(WHAT TO WORK ON): Quote the whole listing verbatim.
══════
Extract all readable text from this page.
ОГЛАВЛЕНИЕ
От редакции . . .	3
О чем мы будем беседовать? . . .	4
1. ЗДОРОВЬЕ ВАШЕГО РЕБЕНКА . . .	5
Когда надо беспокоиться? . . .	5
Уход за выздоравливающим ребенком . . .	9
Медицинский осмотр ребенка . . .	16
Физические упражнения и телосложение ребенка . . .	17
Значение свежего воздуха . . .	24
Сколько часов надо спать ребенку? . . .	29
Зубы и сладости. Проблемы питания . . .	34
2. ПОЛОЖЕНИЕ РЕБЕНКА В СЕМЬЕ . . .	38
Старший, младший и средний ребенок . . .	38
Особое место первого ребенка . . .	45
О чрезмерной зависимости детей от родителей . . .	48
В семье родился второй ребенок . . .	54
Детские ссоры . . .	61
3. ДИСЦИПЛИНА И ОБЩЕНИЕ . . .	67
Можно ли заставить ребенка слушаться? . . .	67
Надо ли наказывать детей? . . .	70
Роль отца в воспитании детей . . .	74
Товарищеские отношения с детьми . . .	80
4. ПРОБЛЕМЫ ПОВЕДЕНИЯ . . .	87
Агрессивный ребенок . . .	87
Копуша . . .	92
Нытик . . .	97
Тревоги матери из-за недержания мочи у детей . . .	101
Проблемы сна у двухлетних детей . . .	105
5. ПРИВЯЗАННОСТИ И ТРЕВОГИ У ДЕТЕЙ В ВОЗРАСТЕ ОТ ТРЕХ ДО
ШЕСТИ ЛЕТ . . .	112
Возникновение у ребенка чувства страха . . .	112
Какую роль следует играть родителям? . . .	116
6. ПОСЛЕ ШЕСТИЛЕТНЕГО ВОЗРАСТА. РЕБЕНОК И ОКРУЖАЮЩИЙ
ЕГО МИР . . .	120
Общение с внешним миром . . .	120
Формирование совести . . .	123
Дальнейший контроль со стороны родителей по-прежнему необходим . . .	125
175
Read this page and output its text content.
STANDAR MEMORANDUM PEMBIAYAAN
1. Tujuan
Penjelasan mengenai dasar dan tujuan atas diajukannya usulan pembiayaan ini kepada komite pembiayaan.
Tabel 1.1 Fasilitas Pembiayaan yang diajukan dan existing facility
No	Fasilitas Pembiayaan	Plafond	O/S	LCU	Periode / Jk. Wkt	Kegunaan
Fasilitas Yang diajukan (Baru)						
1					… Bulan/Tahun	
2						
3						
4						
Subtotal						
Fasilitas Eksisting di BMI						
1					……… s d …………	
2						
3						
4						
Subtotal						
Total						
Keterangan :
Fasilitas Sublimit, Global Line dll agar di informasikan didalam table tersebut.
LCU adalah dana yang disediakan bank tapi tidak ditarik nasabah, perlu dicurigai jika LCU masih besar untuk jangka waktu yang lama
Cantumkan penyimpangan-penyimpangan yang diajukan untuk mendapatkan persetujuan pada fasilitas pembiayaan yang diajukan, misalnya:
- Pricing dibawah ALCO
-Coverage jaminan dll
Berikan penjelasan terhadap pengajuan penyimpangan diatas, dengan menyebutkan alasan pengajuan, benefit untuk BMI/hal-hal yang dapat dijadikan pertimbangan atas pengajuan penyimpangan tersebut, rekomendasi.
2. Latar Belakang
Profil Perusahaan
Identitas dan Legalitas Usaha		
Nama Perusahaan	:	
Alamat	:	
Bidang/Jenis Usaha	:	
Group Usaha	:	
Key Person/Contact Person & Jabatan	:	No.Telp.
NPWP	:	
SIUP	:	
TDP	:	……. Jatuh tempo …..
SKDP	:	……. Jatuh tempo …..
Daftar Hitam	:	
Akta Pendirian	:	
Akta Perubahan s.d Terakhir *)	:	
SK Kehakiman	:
══════
(TASK RESULT):
Extract all readable text from this page.
ОГЛАВЛЕНИЕ
От редакции . . .	3
О чем мы будем беседовать? . . .	4
1. ЗДОРОВЬЕ ВАШЕГО РЕБЕНКА . . .	5
Когда надо беспокоиться? . . .	5
Уход за выздоравливающим ребенком . . .	9
Медицинский осмотр ребенка . . .	16
Физические упражнения и телосложение ребенка . . .	17
Значение свежего воздуха . . .	24
Сколько часов надо спать ребенку? . . .	29
Зубы и сладости. Проблемы питания . . .	34
2. ПОЛОЖЕНИЕ РЕБЕНКА В СЕМЬЕ . . .	38
Старший, младший и средний ребенок . . .	38
Особое место первого ребенка . . .	45
О чрезмерной зависимости детей от родителей . . .	48
В семье родился второй ребенок . . .	54
Детские ссоры . . .	61
3. ДИСЦИПЛИНА И ОБЩЕНИЕ . . .	67
Можно ли заставить ребенка слушаться? . . .	67
Надо ли наказывать детей? . . .	70
Роль отца в воспитании детей . . .	74
Товарищеские отношения с детьми . . .	80
4. ПРОБЛЕМЫ ПОВЕДЕНИЯ . . .	87
Агрессивный ребенок . . .	87
Копуша . . .	92
Нытик . . .	97
Тревоги матери из-за недержания мочи у детей . . .	101
Проблемы сна у двухлетних детей . . .	105
5. ПРИВЯЗАННОСТИ И ТРЕВОГИ У ДЕТЕЙ В ВОЗРАСТЕ ОТ ТРЕХ ДО
ШЕСТИ ЛЕТ . . .	112
Возникновение у ребенка чувства страха . . .	112
Какую роль следует играть родителям? . . .	116
6. ПОСЛЕ ШЕСТИЛЕТНЕГО ВОЗРАСТА. РЕБЕНОК И ОКРУЖАЮЩИЙ
ЕГО МИР . . .	120
Общение с внешним миром . . .	120
Формирование совести . . .	123
Дальнейший контроль со стороны родителей по-прежнему необходим . . .	125
175
Read this page and output its text content.
STANDAR MEMORANDUM PEMBIAYAAN
1. Tujuan
Penjelasan mengenai dasar dan tujuan atas diajukannya usulan pembiayaan ini kepada komite pembiayaan.
Tabel 1.1 Fasilitas Pembiayaan yang diajukan dan existing facility
No	Fasilitas Pembiayaan	Plafond	O/S	LCU	Periode / Jk. Wkt	Kegunaan
Fasilitas Yang diajukan (Baru)						
1					… Bulan/Tahun	
2						
3						
4						
Subtotal						
Fasilitas Eksisting di BMI						
1					……… s d …………	
2						
3						
4						
Subtotal						
Total						
Keterangan :
Fasilitas Sublimit, Global Line dll agar di informasikan didalam table tersebut.
LCU adalah dana yang disediakan bank tapi tidak ditarik nasabah, perlu dicurigai jika LCU masih besar untuk jangka waktu yang lama
Cantumkan penyimpangan-penyimpangan yang diajukan untuk mendapatkan persetujuan pada fasilitas pembiayaan yang diajukan, misalnya:
- Pricing dibawah ALCO
-Coverage jaminan dll
Berikan penjelasan terhadap pengajuan penyimpangan diatas, dengan menyebutkan alasan pengajuan, benefit untuk BMI/hal-hal yang dapat dijadikan pertimbangan atas pengajuan penyimpangan tersebut, rekomendasi.
2. Latar Belakang
Profil Perusahaan
Identitas dan Legalitas Usaha		
Nama Perusahaan	:	
Alamat	:	
Bidang/Jenis Usaha	:	
Group Usaha	:	
Key Person/Contact Person & Jabatan	:	No.Telp.
NPWP	:	
SIUP	:	
TDP	:	……. Jatuh tempo …..
SKDP	:	……. Jatuh tempo …..
Daftar Hitam	:	
Akta Pendirian	:	
Akta Perubahan s.d Terakhir *)	:	
SK Kehakiman	:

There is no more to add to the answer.